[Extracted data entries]
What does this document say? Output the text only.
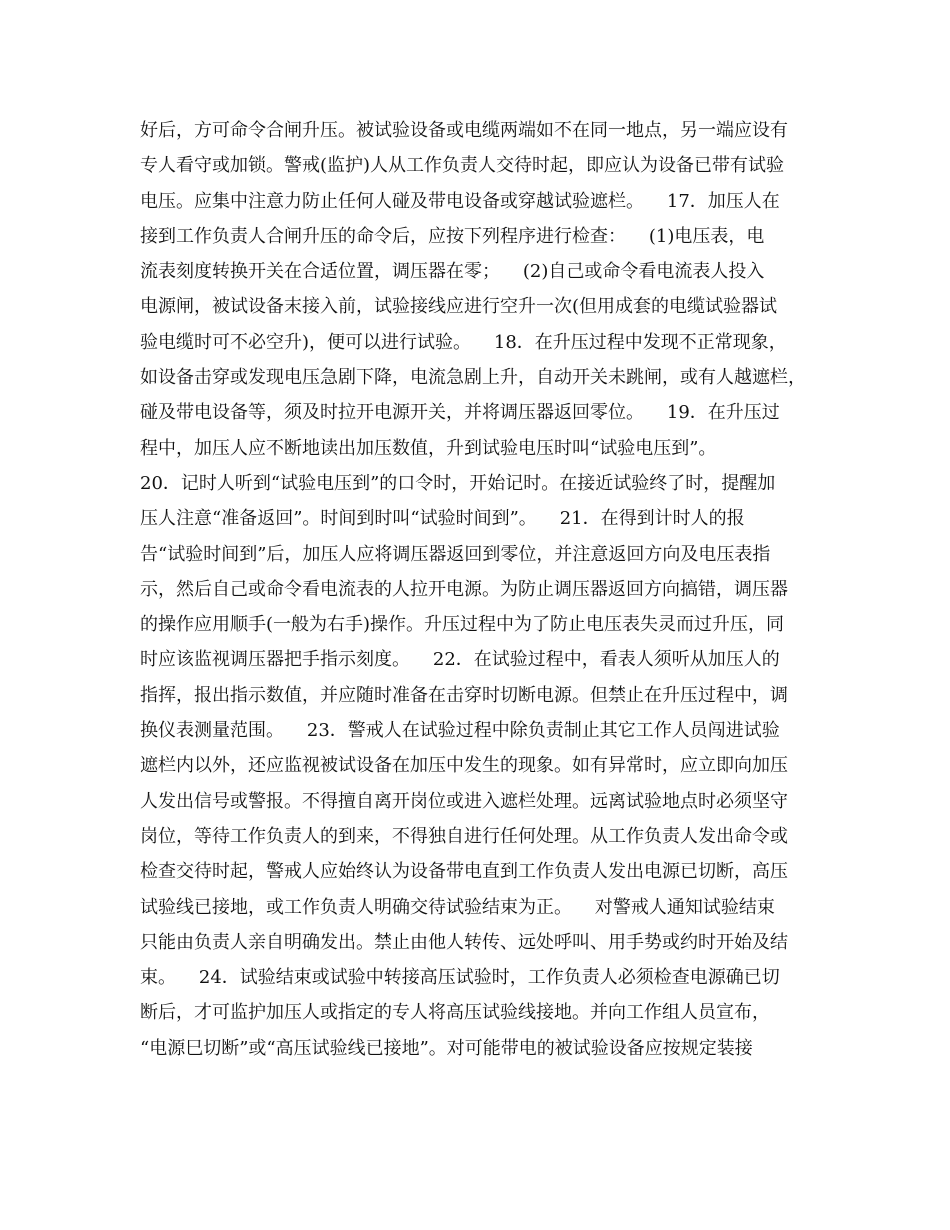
好后，方可命令合闸升压。被试验设备或电缆两端如不在同一地点，另一端应设有
专人看守或加锁。警戒(监护)人从工作负责人交待时起，即应认为设备已带有试验
电压。应集中注意力防止任何人碰及带电设备或穿越试验遮栏。    17．加压人在
接到工作负责人合闸升压的命令后，应按下列程序进行检查：    (1)电压表，电
流表刻度转换开关在合适位置，调压器在零；    (2)自己或命令看电流表人投入
电源闸，被试设备末接入前，试验接线应进行空升一次(但用成套的电缆试验器试
验电缆时可不必空升)，便可以进行试验。    18．在升压过程中发现不正常现象，
如设备击穿或发现电压急剧下降，电流急剧上升，自动开关未跳闸，或有人越遮栏，
碰及带电设备等，须及时拉开电源开关，并将调压器返回零位。    19．在升压过
程中，加压人应不断地读出加压数值，升到试验电压时叫“试验电压到”。
20．记时人听到“试验电压到”的口令时，开始记时。在接近试验终了时，提醒加
压人注意“准备返回”。时间到时叫“试验时间到”。    21．在得到计时人的报
告“试验时间到”后，加压人应将调压器返回到零位，并注意返回方向及电压表指
示，然后自己或命令看电流表的人拉开电源。为防止调压器返回方向搞错，调压器
的操作应用顺手(一般为右手)操作。升压过程中为了防止电压表失灵而过升压，同
时应该监视调压器把手指示刻度。    22．在试验过程中，看表人须听从加压人的
指挥，报出指示数值，并应随时准备在击穿时切断电源。但禁止在升压过程中，调
换仪表测量范围。    23．警戒人在试验过程中除负责制止其它工作人员闯进试验
遮栏内以外，还应监视被试设备在加压中发生的现象。如有异常时，应立即向加压
人发出信号或警报。不得擅自离开岗位或进入遮栏处理。远离试验地点时必须坚守
岗位，等待工作负责人的到来，不得独自进行任何处理。从工作负责人发出命令或
检查交待时起，警戒人应始终认为设备带电直到工作负责人发出电源已切断，高压
试验线已接地，或工作负责人明确交待试验结束为正。    对警戒人通知试验结束
只能由负责人亲自明确发出。禁止由他人转传、远处呼叫、用手势或约时开始及结
束。    24．试验结束或试验中转接高压试验时，工作负责人必须检查电源确已切
断后，才可监护加压人或指定的专人将高压试验线接地。并向工作组人员宣布，
“电源巳切断”或“高压试验线已接地”。对可能带电的被试验设备应按规定装接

WHAT YOU ARE ASKED TO DO → Every line above should be repeated exactly; pictures stay out of the copy.

ANSWER IN FULL →
What does this document say? Output the text only.
好后，方可命令合闸升压。被试验设备或电缆两端如不在同一地点，另一端应设有
专人看守或加锁。警戒(监护)人从工作负责人交待时起，即应认为设备已带有试验
电压。应集中注意力防止任何人碰及带电设备或穿越试验遮栏。    17．加压人在
接到工作负责人合闸升压的命令后，应按下列程序进行检查：    (1)电压表，电
流表刻度转换开关在合适位置，调压器在零；    (2)自己或命令看电流表人投入
电源闸，被试设备末接入前，试验接线应进行空升一次(但用成套的电缆试验器试
验电缆时可不必空升)，便可以进行试验。    18．在升压过程中发现不正常现象，
如设备击穿或发现电压急剧下降，电流急剧上升，自动开关未跳闸，或有人越遮栏，
碰及带电设备等，须及时拉开电源开关，并将调压器返回零位。    19．在升压过
程中，加压人应不断地读出加压数值，升到试验电压时叫“试验电压到”。
20．记时人听到“试验电压到”的口令时，开始记时。在接近试验终了时，提醒加
压人注意“准备返回”。时间到时叫“试验时间到”。    21．在得到计时人的报
告“试验时间到”后，加压人应将调压器返回到零位，并注意返回方向及电压表指
示，然后自己或命令看电流表的人拉开电源。为防止调压器返回方向搞错，调压器
的操作应用顺手(一般为右手)操作。升压过程中为了防止电压表失灵而过升压，同
时应该监视调压器把手指示刻度。    22．在试验过程中，看表人须听从加压人的
指挥，报出指示数值，并应随时准备在击穿时切断电源。但禁止在升压过程中，调
换仪表测量范围。    23．警戒人在试验过程中除负责制止其它工作人员闯进试验
遮栏内以外，还应监视被试设备在加压中发生的现象。如有异常时，应立即向加压
人发出信号或警报。不得擅自离开岗位或进入遮栏处理。远离试验地点时必须坚守
岗位，等待工作负责人的到来，不得独自进行任何处理。从工作负责人发出命令或
检查交待时起，警戒人应始终认为设备带电直到工作负责人发出电源已切断，高压
试验线已接地，或工作负责人明确交待试验结束为正。    对警戒人通知试验结束
只能由负责人亲自明确发出。禁止由他人转传、远处呼叫、用手势或约时开始及结
束。    24．试验结束或试验中转接高压试验时，工作负责人必须检查电源确已切
断后，才可监护加压人或指定的专人将高压试验线接地。并向工作组人员宣布，
“电源巳切断”或“高压试验线已接地”。对可能带电的被试验设备应按规定装接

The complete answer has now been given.